>> begin Source records
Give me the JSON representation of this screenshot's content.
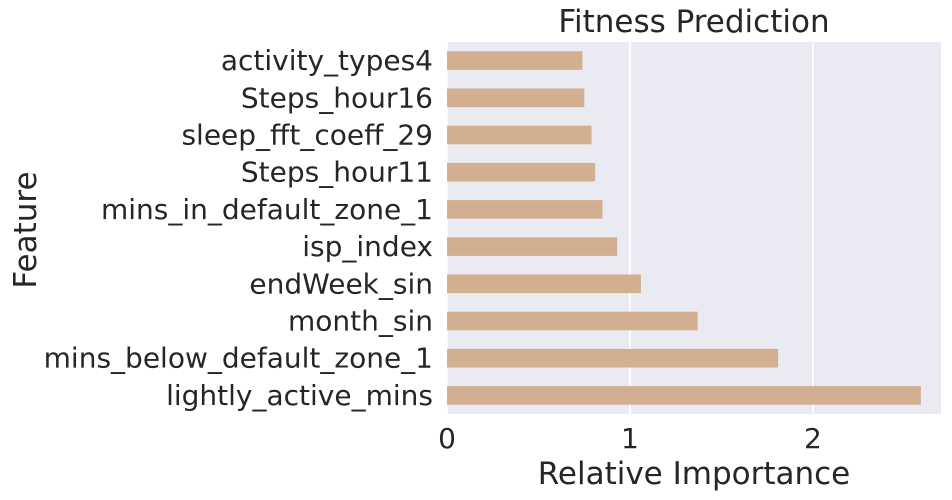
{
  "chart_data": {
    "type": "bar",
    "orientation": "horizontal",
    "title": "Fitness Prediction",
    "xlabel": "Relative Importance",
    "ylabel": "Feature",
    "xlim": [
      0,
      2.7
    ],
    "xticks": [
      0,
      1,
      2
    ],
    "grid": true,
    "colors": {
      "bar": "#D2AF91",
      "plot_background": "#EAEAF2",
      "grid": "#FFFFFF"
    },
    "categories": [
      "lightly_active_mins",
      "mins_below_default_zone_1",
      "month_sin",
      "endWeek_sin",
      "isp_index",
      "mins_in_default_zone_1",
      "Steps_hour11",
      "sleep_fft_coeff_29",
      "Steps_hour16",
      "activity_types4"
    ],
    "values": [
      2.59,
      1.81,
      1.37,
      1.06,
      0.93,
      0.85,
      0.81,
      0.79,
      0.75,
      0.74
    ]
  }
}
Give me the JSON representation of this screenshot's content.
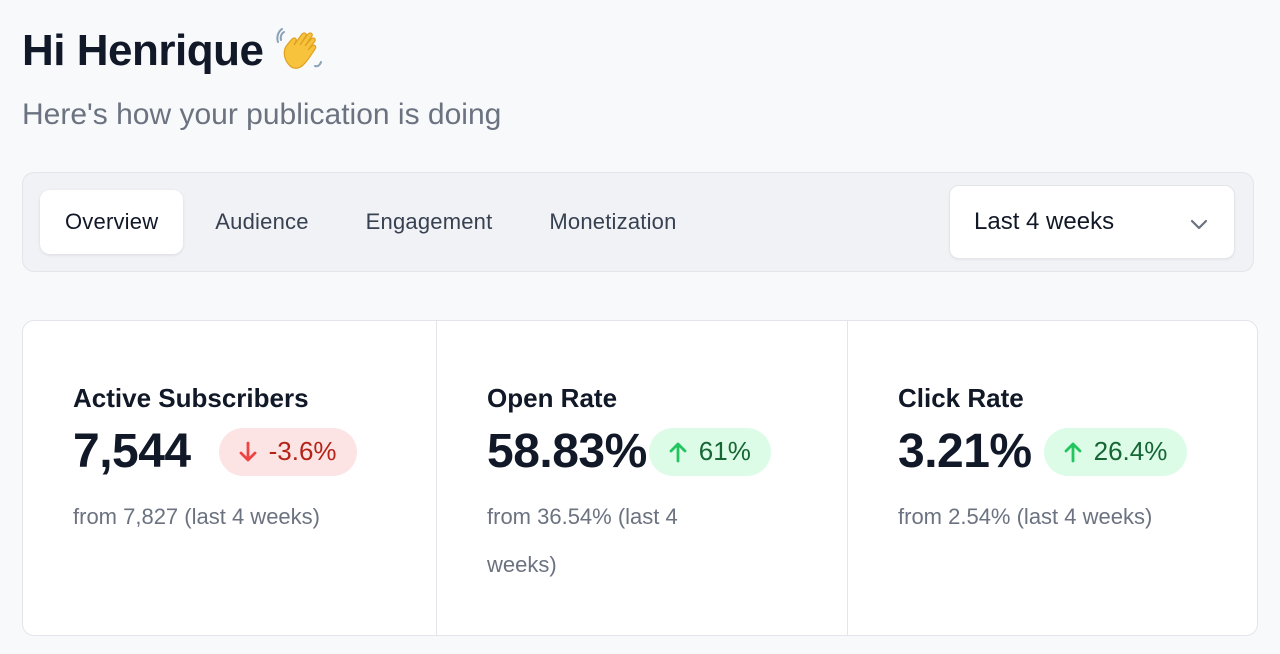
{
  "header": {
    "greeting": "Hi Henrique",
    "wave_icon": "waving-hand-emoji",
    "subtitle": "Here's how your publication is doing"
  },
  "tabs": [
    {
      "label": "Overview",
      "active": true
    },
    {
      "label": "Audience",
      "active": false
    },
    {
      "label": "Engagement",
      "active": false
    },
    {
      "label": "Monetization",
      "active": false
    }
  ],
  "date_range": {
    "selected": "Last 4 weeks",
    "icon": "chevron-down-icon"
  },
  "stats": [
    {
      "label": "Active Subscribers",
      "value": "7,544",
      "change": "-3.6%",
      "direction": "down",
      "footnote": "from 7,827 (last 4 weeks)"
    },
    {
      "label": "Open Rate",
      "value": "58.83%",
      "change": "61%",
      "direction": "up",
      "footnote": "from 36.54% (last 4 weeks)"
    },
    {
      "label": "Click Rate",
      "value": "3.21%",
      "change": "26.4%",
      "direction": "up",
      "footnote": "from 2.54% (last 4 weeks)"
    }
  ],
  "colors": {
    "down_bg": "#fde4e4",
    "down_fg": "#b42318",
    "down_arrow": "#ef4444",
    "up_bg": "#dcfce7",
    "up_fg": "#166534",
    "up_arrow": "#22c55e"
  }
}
>> end Source records
** Set problem **
Reproduce the material word for word. Any pictures should be left out of the copy.

** Output for this task **
Give me the JSON representation of this screenshot's content.
{
  "chart_data": {
    "type": "bar",
    "orientation": "horizontal",
    "title": "Fitness Prediction",
    "xlabel": "Relative Importance",
    "ylabel": "Feature",
    "xlim": [
      0,
      2.7
    ],
    "xticks": [
      0,
      1,
      2
    ],
    "grid": true,
    "colors": {
      "bar": "#D2AF91",
      "plot_background": "#EAEAF2",
      "grid": "#FFFFFF"
    },
    "categories": [
      "lightly_active_mins",
      "mins_below_default_zone_1",
      "month_sin",
      "endWeek_sin",
      "isp_index",
      "mins_in_default_zone_1",
      "Steps_hour11",
      "sleep_fft_coeff_29",
      "Steps_hour16",
      "activity_types4"
    ],
    "values": [
      2.59,
      1.81,
      1.37,
      1.06,
      0.93,
      0.85,
      0.81,
      0.79,
      0.75,
      0.74
    ]
  }
}
Give me the JSON representation of this screenshot's content.
{
  "header": {
    "greeting": "Hi Henrique",
    "wave_icon": "waving-hand-emoji",
    "subtitle": "Here's how your publication is doing"
  },
  "tabs": [
    {
      "label": "Overview",
      "active": true
    },
    {
      "label": "Audience",
      "active": false
    },
    {
      "label": "Engagement",
      "active": false
    },
    {
      "label": "Monetization",
      "active": false
    }
  ],
  "date_range": {
    "selected": "Last 4 weeks",
    "icon": "chevron-down-icon"
  },
  "stats": [
    {
      "label": "Active Subscribers",
      "value": "7,544",
      "change": "-3.6%",
      "direction": "down",
      "footnote": "from 7,827 (last 4 weeks)"
    },
    {
      "label": "Open Rate",
      "value": "58.83%",
      "change": "61%",
      "direction": "up",
      "footnote": "from 36.54% (last 4 weeks)"
    },
    {
      "label": "Click Rate",
      "value": "3.21%",
      "change": "26.4%",
      "direction": "up",
      "footnote": "from 2.54% (last 4 weeks)"
    }
  ],
  "colors": {
    "down_bg": "#fde4e4",
    "down_fg": "#b42318",
    "down_arrow": "#ef4444",
    "up_bg": "#dcfce7",
    "up_fg": "#166534",
    "up_arrow": "#22c55e"
  }
}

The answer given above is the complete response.